PROBLEM DESCRIPTION:
Starting from the line containing "Extract all readable text from this page.", write out the rest of the entries exactly, through the final line, including nothing else.

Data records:
++++++

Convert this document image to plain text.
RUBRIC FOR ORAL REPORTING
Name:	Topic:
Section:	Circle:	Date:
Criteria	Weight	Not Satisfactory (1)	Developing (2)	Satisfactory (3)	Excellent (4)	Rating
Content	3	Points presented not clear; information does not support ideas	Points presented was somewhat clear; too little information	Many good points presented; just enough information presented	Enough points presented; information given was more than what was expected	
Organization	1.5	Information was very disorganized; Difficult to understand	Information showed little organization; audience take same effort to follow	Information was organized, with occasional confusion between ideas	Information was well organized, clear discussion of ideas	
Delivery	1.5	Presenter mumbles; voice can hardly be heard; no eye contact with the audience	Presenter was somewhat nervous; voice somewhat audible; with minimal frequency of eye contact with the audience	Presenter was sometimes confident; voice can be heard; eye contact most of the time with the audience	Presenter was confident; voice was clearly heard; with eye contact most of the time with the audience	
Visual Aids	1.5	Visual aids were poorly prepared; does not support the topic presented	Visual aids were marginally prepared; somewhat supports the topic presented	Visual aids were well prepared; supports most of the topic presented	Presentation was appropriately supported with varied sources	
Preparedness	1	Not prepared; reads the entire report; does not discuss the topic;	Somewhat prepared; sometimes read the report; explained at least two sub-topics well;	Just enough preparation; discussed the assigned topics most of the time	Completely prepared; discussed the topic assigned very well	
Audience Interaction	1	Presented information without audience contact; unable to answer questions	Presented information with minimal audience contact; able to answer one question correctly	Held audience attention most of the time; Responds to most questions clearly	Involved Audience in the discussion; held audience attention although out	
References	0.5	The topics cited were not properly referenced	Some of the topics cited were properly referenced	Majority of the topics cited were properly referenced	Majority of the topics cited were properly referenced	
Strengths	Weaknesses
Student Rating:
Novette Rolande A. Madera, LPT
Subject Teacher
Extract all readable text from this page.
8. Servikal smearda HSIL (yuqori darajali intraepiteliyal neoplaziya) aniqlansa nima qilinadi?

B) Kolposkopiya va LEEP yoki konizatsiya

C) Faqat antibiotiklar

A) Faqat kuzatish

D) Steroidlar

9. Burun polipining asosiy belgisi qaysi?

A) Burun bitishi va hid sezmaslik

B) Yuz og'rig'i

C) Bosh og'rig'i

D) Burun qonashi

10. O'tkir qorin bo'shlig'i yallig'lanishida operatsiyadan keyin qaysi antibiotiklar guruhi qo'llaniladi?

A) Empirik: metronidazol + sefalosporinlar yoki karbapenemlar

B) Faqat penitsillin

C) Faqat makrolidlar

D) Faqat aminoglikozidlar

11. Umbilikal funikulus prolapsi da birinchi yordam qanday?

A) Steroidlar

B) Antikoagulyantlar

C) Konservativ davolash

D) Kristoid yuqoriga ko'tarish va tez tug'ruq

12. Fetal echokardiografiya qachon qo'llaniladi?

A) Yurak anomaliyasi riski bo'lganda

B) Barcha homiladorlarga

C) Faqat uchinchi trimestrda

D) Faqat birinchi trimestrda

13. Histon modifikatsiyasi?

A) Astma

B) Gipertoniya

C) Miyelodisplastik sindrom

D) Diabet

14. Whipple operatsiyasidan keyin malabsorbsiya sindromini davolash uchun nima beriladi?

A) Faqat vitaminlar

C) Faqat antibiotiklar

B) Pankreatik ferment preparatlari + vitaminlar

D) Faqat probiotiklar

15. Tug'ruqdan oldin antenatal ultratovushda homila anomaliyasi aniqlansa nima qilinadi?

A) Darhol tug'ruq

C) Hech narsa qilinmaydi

++++++

EXERCISE ANSWER:
Extract all readable text from this page.
8. Servikal smearda HSIL (yuqori darajali intraepiteliyal neoplaziya) aniqlansa nima qilinadi?

B) Kolposkopiya va LEEP yoki konizatsiya

C) Faqat antibiotiklar

A) Faqat kuzatish

D) Steroidlar

9. Burun polipining asosiy belgisi qaysi?

A) Burun bitishi va hid sezmaslik

B) Yuz og'rig'i

C) Bosh og'rig'i

D) Burun qonashi

10. O'tkir qorin bo'shlig'i yallig'lanishida operatsiyadan keyin qaysi antibiotiklar guruhi qo'llaniladi?

A) Empirik: metronidazol + sefalosporinlar yoki karbapenemlar

B) Faqat penitsillin

C) Faqat makrolidlar

D) Faqat aminoglikozidlar

11. Umbilikal funikulus prolapsi da birinchi yordam qanday?

A) Steroidlar

B) Antikoagulyantlar

C) Konservativ davolash

D) Kristoid yuqoriga ko'tarish va tez tug'ruq

12. Fetal echokardiografiya qachon qo'llaniladi?

A) Yurak anomaliyasi riski bo'lganda

B) Barcha homiladorlarga

C) Faqat uchinchi trimestrda

D) Faqat birinchi trimestrda

13. Histon modifikatsiyasi?

A) Astma

B) Gipertoniya

C) Miyelodisplastik sindrom

D) Diabet

14. Whipple operatsiyasidan keyin malabsorbsiya sindromini davolash uchun nima beriladi?

A) Faqat vitaminlar

C) Faqat antibiotiklar

B) Pankreatik ferment preparatlari + vitaminlar

D) Faqat probiotiklar

15. Tug'ruqdan oldin antenatal ultratovushda homila anomaliyasi aniqlansa nima qilinadi?

A) Darhol tug'ruq

C) Hech narsa qilinmaydi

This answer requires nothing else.